Problem statement =
Select all lines with the string "информационно" in them, and copy those lines.

Excerpted records =
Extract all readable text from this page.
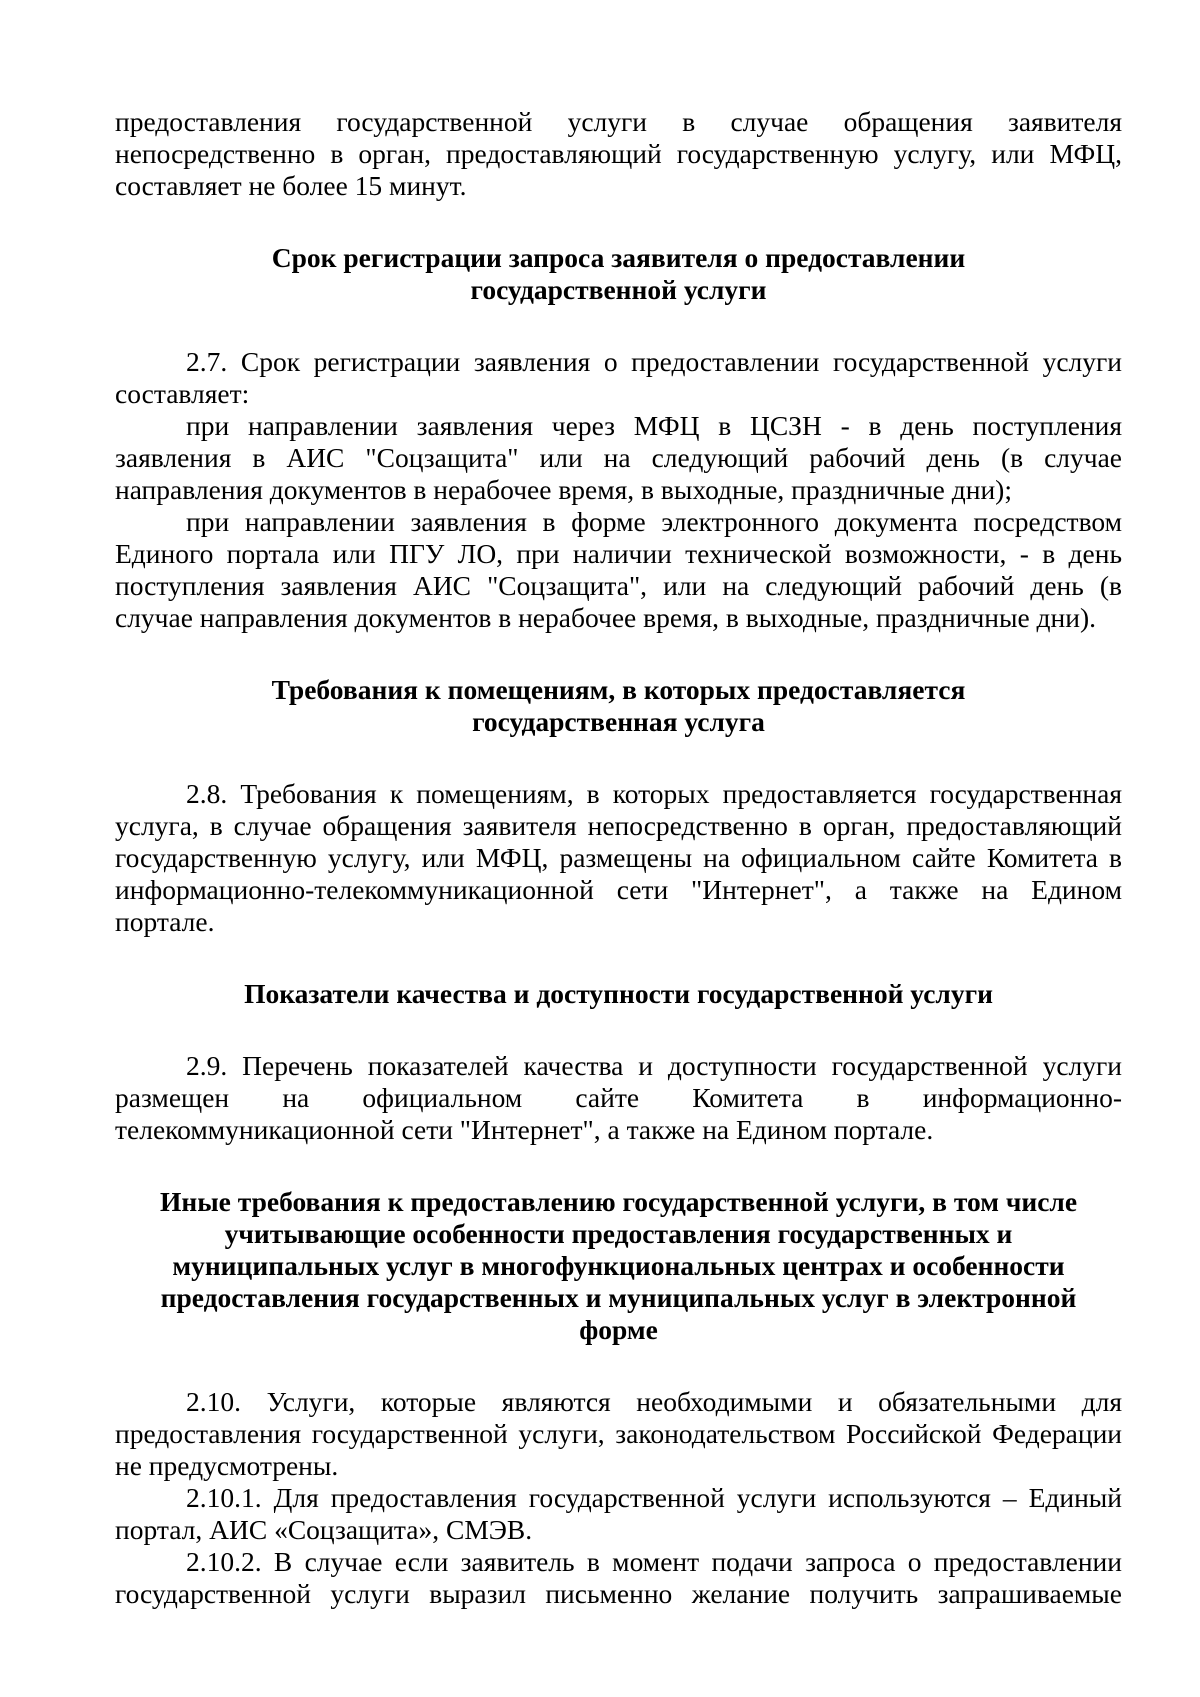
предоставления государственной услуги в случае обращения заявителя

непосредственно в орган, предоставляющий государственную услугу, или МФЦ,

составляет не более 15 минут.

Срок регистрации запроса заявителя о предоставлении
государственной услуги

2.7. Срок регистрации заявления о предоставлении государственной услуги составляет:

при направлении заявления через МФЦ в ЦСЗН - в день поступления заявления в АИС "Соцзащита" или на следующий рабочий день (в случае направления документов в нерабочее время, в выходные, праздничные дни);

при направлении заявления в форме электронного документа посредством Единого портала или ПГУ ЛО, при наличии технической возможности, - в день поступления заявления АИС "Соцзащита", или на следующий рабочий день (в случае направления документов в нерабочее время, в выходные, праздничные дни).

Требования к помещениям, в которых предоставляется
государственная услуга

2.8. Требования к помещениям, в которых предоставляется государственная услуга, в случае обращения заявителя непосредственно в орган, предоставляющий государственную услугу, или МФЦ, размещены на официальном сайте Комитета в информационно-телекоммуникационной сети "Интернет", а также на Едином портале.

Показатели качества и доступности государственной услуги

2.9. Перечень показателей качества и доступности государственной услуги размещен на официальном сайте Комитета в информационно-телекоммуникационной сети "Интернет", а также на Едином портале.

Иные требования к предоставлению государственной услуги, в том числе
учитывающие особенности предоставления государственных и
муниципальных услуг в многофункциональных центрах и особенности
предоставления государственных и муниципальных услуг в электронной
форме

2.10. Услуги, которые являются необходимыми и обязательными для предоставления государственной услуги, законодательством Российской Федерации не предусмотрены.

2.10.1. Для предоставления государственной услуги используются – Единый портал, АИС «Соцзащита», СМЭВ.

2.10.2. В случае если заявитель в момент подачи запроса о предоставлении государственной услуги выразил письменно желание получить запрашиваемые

==

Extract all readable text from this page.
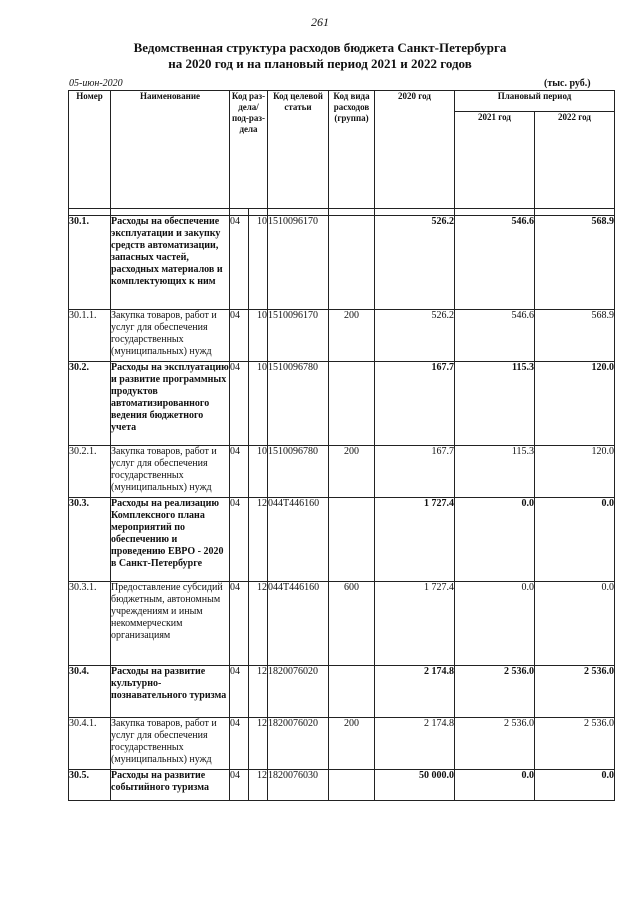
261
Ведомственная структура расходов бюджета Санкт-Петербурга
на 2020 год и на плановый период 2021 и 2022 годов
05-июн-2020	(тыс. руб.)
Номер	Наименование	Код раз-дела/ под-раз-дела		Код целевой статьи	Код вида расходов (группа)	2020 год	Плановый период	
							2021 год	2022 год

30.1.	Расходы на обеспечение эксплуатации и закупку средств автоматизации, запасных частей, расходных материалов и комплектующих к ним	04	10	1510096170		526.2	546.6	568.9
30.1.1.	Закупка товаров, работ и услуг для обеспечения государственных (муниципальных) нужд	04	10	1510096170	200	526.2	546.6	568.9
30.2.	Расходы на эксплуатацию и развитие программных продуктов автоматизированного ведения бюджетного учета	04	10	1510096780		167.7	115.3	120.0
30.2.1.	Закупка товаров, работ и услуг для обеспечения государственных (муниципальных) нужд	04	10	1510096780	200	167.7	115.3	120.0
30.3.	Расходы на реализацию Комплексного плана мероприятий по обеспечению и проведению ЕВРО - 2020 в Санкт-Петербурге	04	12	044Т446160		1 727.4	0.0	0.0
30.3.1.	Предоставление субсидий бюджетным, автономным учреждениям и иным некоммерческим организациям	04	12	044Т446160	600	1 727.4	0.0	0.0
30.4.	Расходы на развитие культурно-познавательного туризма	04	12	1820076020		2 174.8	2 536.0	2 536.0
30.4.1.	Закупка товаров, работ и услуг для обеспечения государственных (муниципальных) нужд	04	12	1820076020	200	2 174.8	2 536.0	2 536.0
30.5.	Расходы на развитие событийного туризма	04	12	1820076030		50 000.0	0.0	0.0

Answer for the task =
2.8. Требования к помещениям, в которых предоставляется государственная услуга, в случае обращения заявителя непосредственно в орган, предоставляющий государственную услугу, или МФЦ, размещены на официальном сайте Комитета в информационно-телекоммуникационной сети "Интернет", а также на Едином портале.
2.9. Перечень показателей качества и доступности государственной услуги размещен на официальном сайте Комитета в информационно-телекоммуникационной сети "Интернет", а также на Едином портале.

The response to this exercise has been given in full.